(TASK GOAL): In the listing that follows, count every line with the word "JSON" in it and write only the total.

[Entries with figure data]
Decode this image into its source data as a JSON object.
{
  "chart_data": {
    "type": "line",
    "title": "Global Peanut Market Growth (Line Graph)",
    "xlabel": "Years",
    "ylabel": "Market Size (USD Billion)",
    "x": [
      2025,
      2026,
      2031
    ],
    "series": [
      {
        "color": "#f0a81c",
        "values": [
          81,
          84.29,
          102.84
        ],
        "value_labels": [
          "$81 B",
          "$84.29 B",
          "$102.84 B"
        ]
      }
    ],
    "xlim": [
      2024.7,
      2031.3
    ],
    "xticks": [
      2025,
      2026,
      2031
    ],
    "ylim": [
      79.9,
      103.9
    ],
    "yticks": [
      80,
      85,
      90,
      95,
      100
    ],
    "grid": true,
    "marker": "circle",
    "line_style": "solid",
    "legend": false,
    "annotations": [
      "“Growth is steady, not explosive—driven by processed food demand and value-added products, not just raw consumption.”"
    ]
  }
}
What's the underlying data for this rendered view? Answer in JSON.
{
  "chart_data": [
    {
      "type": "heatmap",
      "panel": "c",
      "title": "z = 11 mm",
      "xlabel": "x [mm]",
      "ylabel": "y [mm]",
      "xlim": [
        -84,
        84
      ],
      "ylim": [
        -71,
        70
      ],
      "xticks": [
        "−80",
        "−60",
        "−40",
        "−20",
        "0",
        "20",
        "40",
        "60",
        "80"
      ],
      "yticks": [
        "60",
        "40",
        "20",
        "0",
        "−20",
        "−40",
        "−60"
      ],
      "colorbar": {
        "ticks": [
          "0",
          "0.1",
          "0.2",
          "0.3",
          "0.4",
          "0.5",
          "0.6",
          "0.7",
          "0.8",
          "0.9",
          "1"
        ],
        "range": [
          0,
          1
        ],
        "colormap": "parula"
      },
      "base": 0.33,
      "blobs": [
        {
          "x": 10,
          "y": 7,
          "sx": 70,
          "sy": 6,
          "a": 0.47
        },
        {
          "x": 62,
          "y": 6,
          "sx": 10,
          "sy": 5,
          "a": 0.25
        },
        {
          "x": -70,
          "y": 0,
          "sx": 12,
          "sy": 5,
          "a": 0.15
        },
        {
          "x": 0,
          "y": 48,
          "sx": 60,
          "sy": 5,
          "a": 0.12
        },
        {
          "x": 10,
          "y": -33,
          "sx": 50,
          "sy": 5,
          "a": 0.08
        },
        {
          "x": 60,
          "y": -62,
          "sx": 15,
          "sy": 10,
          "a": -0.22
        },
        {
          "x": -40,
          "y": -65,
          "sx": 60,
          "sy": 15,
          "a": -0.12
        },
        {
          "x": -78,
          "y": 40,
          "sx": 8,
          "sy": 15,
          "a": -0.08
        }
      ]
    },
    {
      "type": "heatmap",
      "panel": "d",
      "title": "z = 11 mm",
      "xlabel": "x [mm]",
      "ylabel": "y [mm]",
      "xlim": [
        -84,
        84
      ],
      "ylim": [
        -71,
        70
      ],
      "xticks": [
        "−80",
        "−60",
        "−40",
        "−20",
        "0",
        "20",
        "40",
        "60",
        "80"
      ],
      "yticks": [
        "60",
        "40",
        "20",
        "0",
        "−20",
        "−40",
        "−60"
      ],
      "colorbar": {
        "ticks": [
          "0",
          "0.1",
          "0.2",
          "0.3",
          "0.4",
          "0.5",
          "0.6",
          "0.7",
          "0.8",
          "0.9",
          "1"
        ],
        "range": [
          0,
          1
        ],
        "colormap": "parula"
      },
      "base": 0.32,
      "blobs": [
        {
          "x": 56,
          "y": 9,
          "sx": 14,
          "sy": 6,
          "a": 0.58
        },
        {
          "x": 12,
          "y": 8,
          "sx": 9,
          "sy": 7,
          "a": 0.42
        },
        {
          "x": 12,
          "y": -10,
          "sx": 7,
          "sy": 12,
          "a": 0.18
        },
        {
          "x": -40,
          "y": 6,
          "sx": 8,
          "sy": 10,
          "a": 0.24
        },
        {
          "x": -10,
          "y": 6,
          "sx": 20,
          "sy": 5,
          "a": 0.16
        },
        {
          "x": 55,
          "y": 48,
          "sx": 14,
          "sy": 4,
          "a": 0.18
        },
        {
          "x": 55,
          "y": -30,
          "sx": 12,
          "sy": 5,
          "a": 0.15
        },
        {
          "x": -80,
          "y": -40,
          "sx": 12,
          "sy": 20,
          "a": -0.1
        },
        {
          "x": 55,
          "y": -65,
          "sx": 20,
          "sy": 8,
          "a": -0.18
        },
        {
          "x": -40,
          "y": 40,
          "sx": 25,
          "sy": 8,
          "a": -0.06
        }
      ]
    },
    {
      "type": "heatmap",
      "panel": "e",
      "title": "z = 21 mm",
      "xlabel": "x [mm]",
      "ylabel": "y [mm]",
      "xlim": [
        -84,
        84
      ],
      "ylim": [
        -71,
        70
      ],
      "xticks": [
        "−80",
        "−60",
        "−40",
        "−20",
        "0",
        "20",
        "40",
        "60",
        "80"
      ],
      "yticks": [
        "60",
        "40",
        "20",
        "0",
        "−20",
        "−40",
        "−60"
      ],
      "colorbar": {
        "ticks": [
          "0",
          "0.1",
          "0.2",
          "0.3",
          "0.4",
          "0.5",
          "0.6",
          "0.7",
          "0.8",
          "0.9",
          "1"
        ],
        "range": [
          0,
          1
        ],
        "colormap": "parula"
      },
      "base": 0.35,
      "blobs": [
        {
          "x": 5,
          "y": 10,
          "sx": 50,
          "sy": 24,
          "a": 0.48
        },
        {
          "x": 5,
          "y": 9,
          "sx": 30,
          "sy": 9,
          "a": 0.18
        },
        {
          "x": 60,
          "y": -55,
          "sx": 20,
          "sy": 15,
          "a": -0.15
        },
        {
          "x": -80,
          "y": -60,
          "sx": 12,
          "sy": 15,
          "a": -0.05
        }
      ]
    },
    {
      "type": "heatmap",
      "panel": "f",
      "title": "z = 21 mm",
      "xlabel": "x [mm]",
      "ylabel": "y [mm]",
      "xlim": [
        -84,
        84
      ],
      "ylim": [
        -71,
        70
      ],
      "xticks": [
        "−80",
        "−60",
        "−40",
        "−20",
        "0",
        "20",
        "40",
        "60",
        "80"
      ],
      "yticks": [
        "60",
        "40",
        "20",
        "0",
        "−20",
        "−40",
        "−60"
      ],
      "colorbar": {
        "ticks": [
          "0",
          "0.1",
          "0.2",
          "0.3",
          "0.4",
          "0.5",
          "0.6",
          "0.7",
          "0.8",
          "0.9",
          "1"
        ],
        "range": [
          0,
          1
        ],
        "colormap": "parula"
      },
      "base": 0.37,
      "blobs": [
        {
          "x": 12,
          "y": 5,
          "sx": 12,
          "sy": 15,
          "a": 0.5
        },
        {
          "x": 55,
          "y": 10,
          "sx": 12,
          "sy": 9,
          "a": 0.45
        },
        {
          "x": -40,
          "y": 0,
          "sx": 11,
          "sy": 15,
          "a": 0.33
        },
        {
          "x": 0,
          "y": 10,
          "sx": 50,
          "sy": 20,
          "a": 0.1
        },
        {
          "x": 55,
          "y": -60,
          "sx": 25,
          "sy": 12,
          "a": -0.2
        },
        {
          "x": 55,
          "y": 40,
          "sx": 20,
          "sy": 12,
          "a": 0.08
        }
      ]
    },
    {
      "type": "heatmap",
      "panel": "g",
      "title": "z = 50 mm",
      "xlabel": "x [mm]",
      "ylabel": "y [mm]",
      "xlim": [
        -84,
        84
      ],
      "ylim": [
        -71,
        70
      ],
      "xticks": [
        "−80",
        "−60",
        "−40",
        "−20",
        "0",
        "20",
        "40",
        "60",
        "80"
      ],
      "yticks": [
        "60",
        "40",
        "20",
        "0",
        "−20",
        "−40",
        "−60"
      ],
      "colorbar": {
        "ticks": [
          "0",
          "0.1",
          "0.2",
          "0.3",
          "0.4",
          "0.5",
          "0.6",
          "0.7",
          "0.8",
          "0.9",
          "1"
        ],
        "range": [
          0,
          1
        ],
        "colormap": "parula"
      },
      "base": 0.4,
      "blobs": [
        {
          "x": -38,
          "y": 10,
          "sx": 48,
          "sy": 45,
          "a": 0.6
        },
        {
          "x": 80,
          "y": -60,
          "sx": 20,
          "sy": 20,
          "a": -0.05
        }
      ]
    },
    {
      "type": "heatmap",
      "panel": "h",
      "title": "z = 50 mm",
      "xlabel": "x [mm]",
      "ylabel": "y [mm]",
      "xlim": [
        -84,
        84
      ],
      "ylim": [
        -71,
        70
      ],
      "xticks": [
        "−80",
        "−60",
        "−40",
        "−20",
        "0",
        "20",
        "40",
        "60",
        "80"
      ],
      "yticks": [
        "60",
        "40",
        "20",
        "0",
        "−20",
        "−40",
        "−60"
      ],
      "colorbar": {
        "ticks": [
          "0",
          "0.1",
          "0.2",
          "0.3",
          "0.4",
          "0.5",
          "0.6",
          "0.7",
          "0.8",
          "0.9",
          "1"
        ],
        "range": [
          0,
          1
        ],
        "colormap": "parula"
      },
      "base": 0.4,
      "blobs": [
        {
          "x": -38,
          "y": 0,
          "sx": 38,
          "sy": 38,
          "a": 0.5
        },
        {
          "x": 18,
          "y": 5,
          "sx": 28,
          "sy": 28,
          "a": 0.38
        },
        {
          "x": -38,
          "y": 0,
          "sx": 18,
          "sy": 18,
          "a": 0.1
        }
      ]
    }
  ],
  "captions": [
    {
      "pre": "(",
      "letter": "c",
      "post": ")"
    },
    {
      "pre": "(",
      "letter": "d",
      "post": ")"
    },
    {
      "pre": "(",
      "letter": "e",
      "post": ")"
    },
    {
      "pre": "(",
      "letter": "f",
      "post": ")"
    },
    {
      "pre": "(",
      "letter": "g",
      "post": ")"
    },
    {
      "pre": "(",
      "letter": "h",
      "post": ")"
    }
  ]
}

(TASK RESULT): 2